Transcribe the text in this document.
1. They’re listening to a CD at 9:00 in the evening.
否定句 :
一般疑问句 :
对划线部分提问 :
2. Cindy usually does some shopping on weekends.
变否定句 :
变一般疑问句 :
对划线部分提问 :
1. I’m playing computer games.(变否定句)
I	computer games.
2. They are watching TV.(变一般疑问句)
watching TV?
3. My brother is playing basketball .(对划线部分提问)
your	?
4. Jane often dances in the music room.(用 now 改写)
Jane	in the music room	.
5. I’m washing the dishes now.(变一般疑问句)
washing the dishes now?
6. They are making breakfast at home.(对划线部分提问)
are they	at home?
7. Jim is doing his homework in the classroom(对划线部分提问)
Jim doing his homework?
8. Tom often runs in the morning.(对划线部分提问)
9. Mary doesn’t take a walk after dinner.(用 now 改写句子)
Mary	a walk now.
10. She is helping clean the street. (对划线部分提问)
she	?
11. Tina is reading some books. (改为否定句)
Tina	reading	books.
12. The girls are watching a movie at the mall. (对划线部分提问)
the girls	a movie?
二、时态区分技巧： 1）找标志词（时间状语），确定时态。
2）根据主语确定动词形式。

→ Given task: Reproduce every line above without error.

→ Final answer:
Transcribe the text in this document.
1. They’re listening to a CD at 9:00 in the evening.
否定句 :
一般疑问句 :
对划线部分提问 :
2. Cindy usually does some shopping on weekends.
变否定句 :
变一般疑问句 :
对划线部分提问 :
1. I’m playing computer games.(变否定句)
I	computer games.
2. They are watching TV.(变一般疑问句)
watching TV?
3. My brother is playing basketball .(对划线部分提问)
your	?
4. Jane often dances in the music room.(用 now 改写)
Jane	in the music room	.
5. I’m washing the dishes now.(变一般疑问句)
washing the dishes now?
6. They are making breakfast at home.(对划线部分提问)
are they	at home?
7. Jim is doing his homework in the classroom(对划线部分提问)
Jim doing his homework?
8. Tom often runs in the morning.(对划线部分提问)
9. Mary doesn’t take a walk after dinner.(用 now 改写句子)
Mary	a walk now.
10. She is helping clean the street. (对划线部分提问)
she	?
11. Tina is reading some books. (改为否定句)
Tina	reading	books.
12. The girls are watching a movie at the mall. (对划线部分提问)
the girls	a movie?
二、时态区分技巧： 1）找标志词（时间状语），确定时态。
2）根据主语确定动词形式。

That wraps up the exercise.